### PROBLEM STATEMENT
Every record below should be written out exactly; pictures stay out.

[Dataset listings of figures]
════

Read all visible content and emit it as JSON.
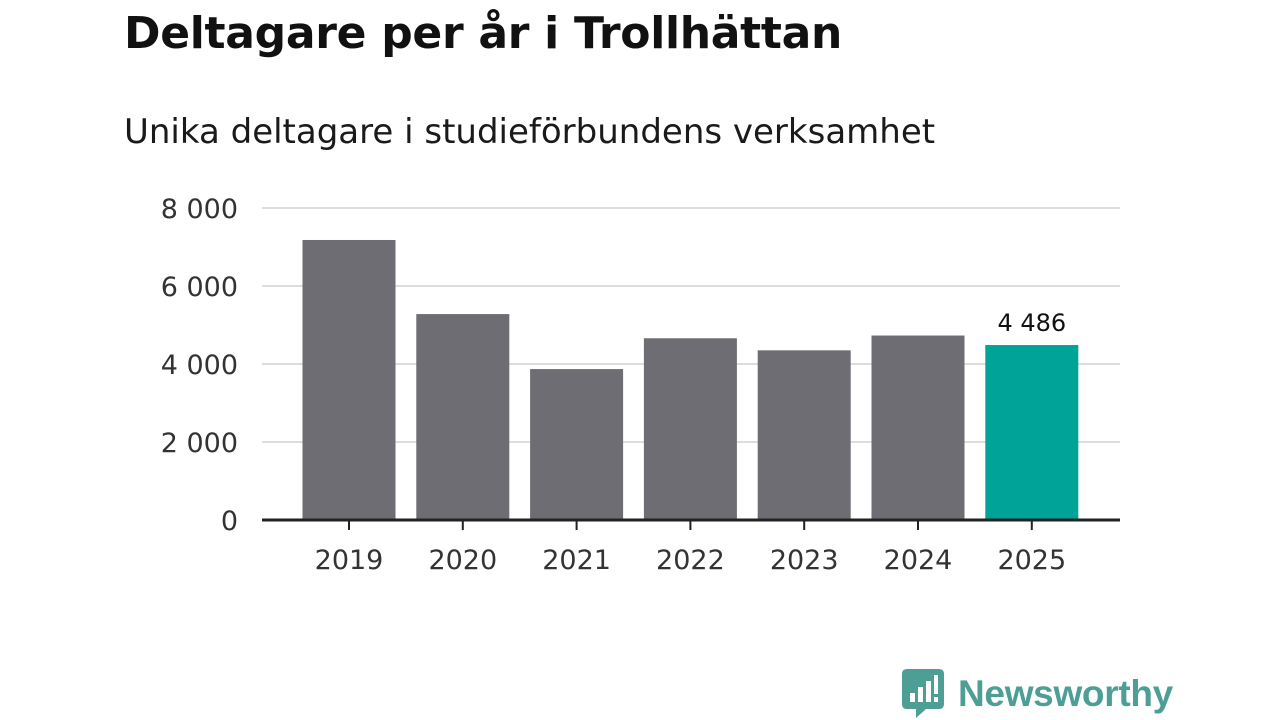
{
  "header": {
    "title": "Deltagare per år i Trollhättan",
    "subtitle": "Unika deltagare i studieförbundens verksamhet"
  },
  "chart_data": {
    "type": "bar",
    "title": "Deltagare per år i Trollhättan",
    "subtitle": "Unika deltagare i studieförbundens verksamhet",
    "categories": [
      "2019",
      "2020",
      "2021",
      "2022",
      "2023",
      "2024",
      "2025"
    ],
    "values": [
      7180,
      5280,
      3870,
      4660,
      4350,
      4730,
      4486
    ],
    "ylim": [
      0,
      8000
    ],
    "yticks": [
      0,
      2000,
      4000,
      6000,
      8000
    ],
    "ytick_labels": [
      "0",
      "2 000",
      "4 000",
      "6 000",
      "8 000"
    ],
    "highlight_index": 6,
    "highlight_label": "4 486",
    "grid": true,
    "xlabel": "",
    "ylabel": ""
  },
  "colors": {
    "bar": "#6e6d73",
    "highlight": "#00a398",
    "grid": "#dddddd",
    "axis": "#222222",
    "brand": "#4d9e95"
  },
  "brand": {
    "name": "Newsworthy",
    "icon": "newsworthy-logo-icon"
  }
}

════

### COMPLETED EXERCISE
Read all visible content and emit it as JSON.
{
  "header": {
    "title": "Deltagare per år i Trollhättan",
    "subtitle": "Unika deltagare i studieförbundens verksamhet"
  },
  "chart_data": {
    "type": "bar",
    "title": "Deltagare per år i Trollhättan",
    "subtitle": "Unika deltagare i studieförbundens verksamhet",
    "categories": [
      "2019",
      "2020",
      "2021",
      "2022",
      "2023",
      "2024",
      "2025"
    ],
    "values": [
      7180,
      5280,
      3870,
      4660,
      4350,
      4730,
      4486
    ],
    "ylim": [
      0,
      8000
    ],
    "yticks": [
      0,
      2000,
      4000,
      6000,
      8000
    ],
    "ytick_labels": [
      "0",
      "2 000",
      "4 000",
      "6 000",
      "8 000"
    ],
    "highlight_index": 6,
    "highlight_label": "4 486",
    "grid": true,
    "xlabel": "",
    "ylabel": ""
  },
  "colors": {
    "bar": "#6e6d73",
    "highlight": "#00a398",
    "grid": "#dddddd",
    "axis": "#222222",
    "brand": "#4d9e95"
  },
  "brand": {
    "name": "Newsworthy",
    "icon": "newsworthy-logo-icon"
  }
}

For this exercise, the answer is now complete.